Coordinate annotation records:
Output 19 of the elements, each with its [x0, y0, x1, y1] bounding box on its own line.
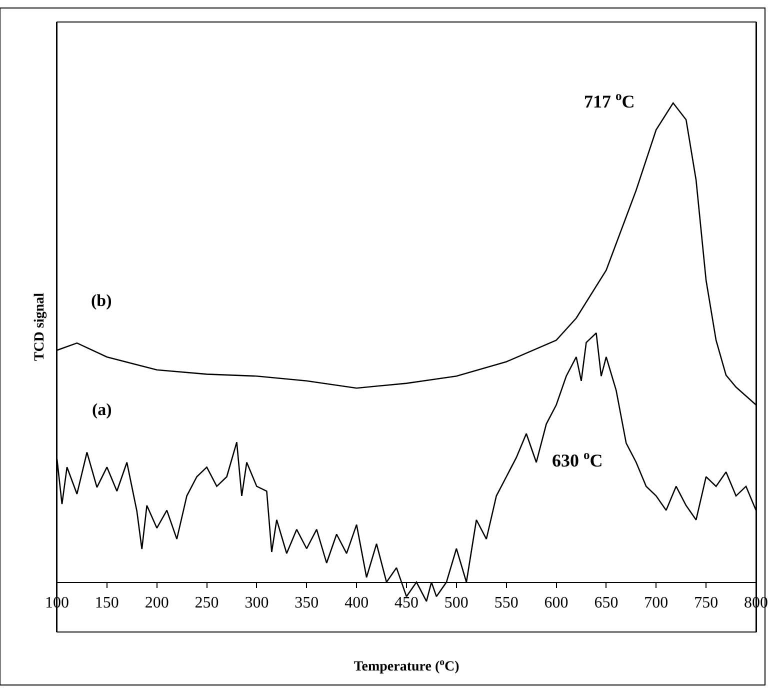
- annotation: 630 $^{o}$C: [552, 448, 603, 471]
- x-tick-label: 600: [544, 594, 568, 612]
- x-tick-label: 150: [94, 594, 119, 612]
- x-tick-label: 300: [244, 594, 269, 612]
- x-tick-label: 700: [644, 594, 668, 612]
- x-tick-label: 500: [444, 594, 468, 612]
- x-tick-label: 400: [344, 594, 369, 612]
- x-tick-label: 750: [694, 594, 718, 612]
- x-axis-title: Temperature ($^{o}$C): [354, 656, 460, 675]
- series-label: (a): [92, 400, 112, 419]
- x-tick-label: 200: [144, 594, 169, 612]
- annotation: 717 $^{o}$C: [584, 89, 635, 112]
- x-tick-label: 350: [294, 594, 319, 612]
- x-tick-label: 550: [494, 594, 518, 612]
- text: (b): [91, 291, 112, 310]
- x-tick-label: 250: [194, 594, 219, 612]
- x-tick-label: 650: [594, 594, 618, 612]
- y-axis-title: TCD signal: [32, 292, 48, 362]
- x-tick-label: 450: [394, 594, 418, 612]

WHAT IS ASKED
Reproduce verbatim the lines above, from the line holding "- annotation: 630" through the line holding "- x-tick-label: 400: [344, 594, 369, 612]", both included.

WORKED ANSWER
- annotation: 630 $^{o}$C: [552, 448, 603, 471]
- x-tick-label: 600: [544, 594, 568, 612]
- x-tick-label: 150: [94, 594, 119, 612]
- x-tick-label: 300: [244, 594, 269, 612]
- x-tick-label: 700: [644, 594, 668, 612]
- x-tick-label: 500: [444, 594, 468, 612]
- x-tick-label: 400: [344, 594, 369, 612]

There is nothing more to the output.